Requirements:
Identify the lines that contain the word "Number" and copy each one.

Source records
----
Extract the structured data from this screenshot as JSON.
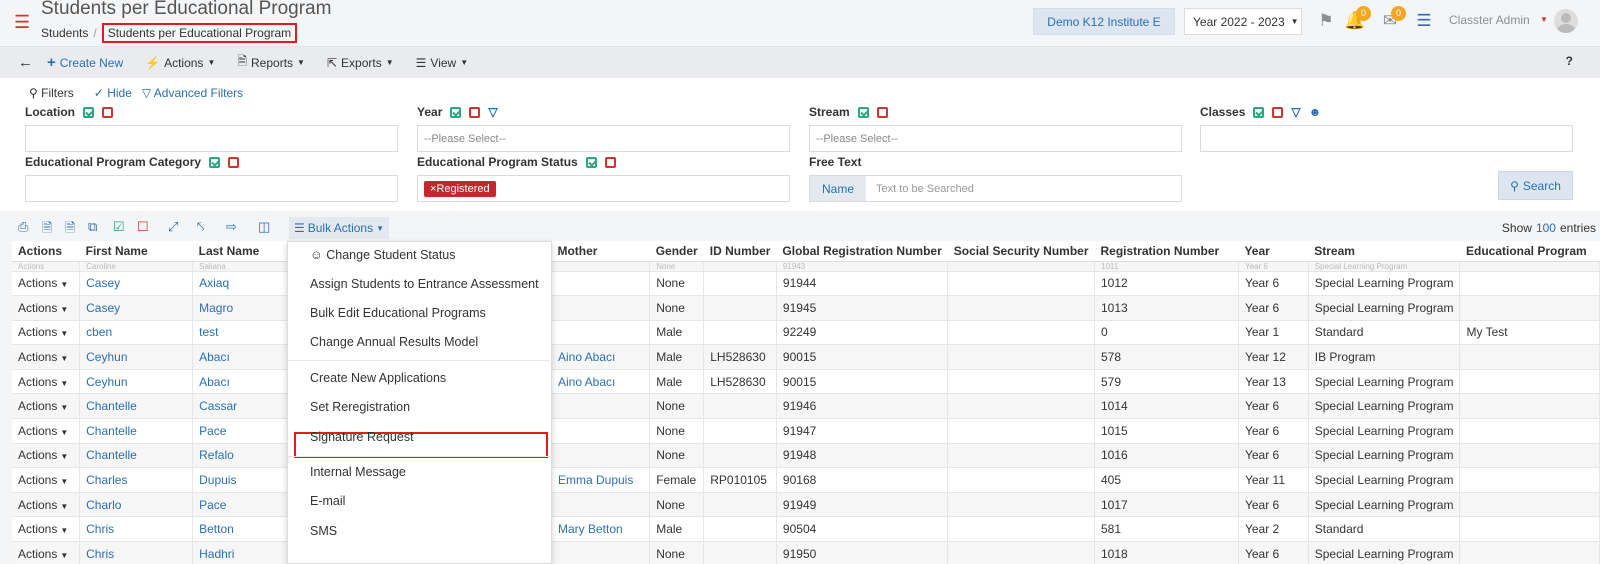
{
  "header": {
    "title": "Students per Educational Program",
    "breadcrumb": [
      "Students",
      "Students per Educational Program"
    ],
    "institute": "Demo K12 Institute E",
    "year": "Year 2022 - 2023",
    "notifications_count": "0",
    "messages_count": "0",
    "user": "Classter Admin"
  },
  "toolbar": {
    "create_new": "Create New",
    "actions": "Actions",
    "reports": "Reports",
    "exports": "Exports",
    "view": "View",
    "help": "?"
  },
  "filters": {
    "filters_label": "Filters",
    "hide_label": "Hide",
    "advanced_label": "Advanced Filters",
    "location": {
      "label": "Location",
      "value": ""
    },
    "year": {
      "label": "Year",
      "placeholder": "--Please Select--"
    },
    "stream": {
      "label": "Stream",
      "placeholder": "--Please Select--"
    },
    "classes": {
      "label": "Classes",
      "value": ""
    },
    "category": {
      "label": "Educational Program Category",
      "value": ""
    },
    "status": {
      "label": "Educational Program Status",
      "tag": "Registered"
    },
    "free_text": {
      "label": "Free Text",
      "prefix": "Name",
      "placeholder": "Text to be Searched"
    },
    "search_button": "Search"
  },
  "table_tools": {
    "bulk_actions": "Bulk Actions",
    "show_label": "Show",
    "show_count": "100",
    "entries_label": "entries"
  },
  "table": {
    "columns": [
      "Actions",
      "First Name",
      "Last Name",
      "",
      "Mother",
      "Gender",
      "ID Number",
      "Global Registration Number",
      "Social Security Number",
      "Registration Number",
      "Year",
      "Stream",
      "Educational Program"
    ],
    "partial_row": [
      "Actions",
      "Caroline",
      "Saliana",
      "",
      "",
      "None",
      "",
      "91943",
      "",
      "1011",
      "Year 6",
      "Special Learning Program",
      ""
    ],
    "rows": [
      [
        "Actions",
        "Casey",
        "Axiaq",
        "",
        "",
        "None",
        "",
        "91944",
        "",
        "1012",
        "Year 6",
        "Special Learning Program",
        ""
      ],
      [
        "Actions",
        "Casey",
        "Magro",
        "",
        "",
        "None",
        "",
        "91945",
        "",
        "1013",
        "Year 6",
        "Special Learning Program",
        ""
      ],
      [
        "Actions",
        "cben",
        "test",
        "",
        "",
        "Male",
        "",
        "92249",
        "",
        "0",
        "Year 1",
        "Standard",
        "My Test"
      ],
      [
        "Actions",
        "Ceyhun",
        "Abacı",
        "",
        "Aino Abacı",
        "Male",
        "LH528630",
        "90015",
        "",
        "578",
        "Year 12",
        "IB Program",
        ""
      ],
      [
        "Actions",
        "Ceyhun",
        "Abacı",
        "",
        "Aino Abacı",
        "Male",
        "LH528630",
        "90015",
        "",
        "579",
        "Year 13",
        "Special Learning Program",
        ""
      ],
      [
        "Actions",
        "Chantelle",
        "Cassar",
        "",
        "",
        "None",
        "",
        "91946",
        "",
        "1014",
        "Year 6",
        "Special Learning Program",
        ""
      ],
      [
        "Actions",
        "Chantelle",
        "Pace",
        "",
        "",
        "None",
        "",
        "91947",
        "",
        "1015",
        "Year 6",
        "Special Learning Program",
        ""
      ],
      [
        "Actions",
        "Chantelle",
        "Refalo",
        "",
        "",
        "None",
        "",
        "91948",
        "",
        "1016",
        "Year 6",
        "Special Learning Program",
        ""
      ],
      [
        "Actions",
        "Charles",
        "Dupuis",
        "",
        "Emma Dupuis",
        "Female",
        "RP010105",
        "90168",
        "",
        "405",
        "Year 11",
        "Special Learning Program",
        ""
      ],
      [
        "Actions",
        "Charlo",
        "Pace",
        "",
        "",
        "None",
        "",
        "91949",
        "",
        "1017",
        "Year 6",
        "Special Learning Program",
        ""
      ],
      [
        "Actions",
        "Chris",
        "Betton",
        "",
        "Mary Betton",
        "Male",
        "",
        "90504",
        "",
        "581",
        "Year 2",
        "Standard",
        ""
      ],
      [
        "Actions",
        "Chris",
        "Hadhri",
        "",
        "",
        "None",
        "",
        "91950",
        "",
        "1018",
        "Year 6",
        "Special Learning Program",
        ""
      ]
    ]
  },
  "bulk_menu": {
    "items": [
      "Change Student Status",
      "Assign Students to Entrance Assessment",
      "Bulk Edit Educational Programs",
      "Change Annual Results Model",
      "Create New Applications",
      "Set Reregistration",
      "Signature Request",
      "Internal Message",
      "E-mail",
      "SMS"
    ]
  },
  "colors": {
    "accent": "#2a6fb5",
    "brand_red": "#d0342c",
    "highlight": "#e21b1b",
    "tag_bg": "#c1272d",
    "badge": "#f5a623"
  }
}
----
Output of the exercise:
      "ID Number",
      "Global Registration Number",
      "Social Security Number",
      "Registration Number",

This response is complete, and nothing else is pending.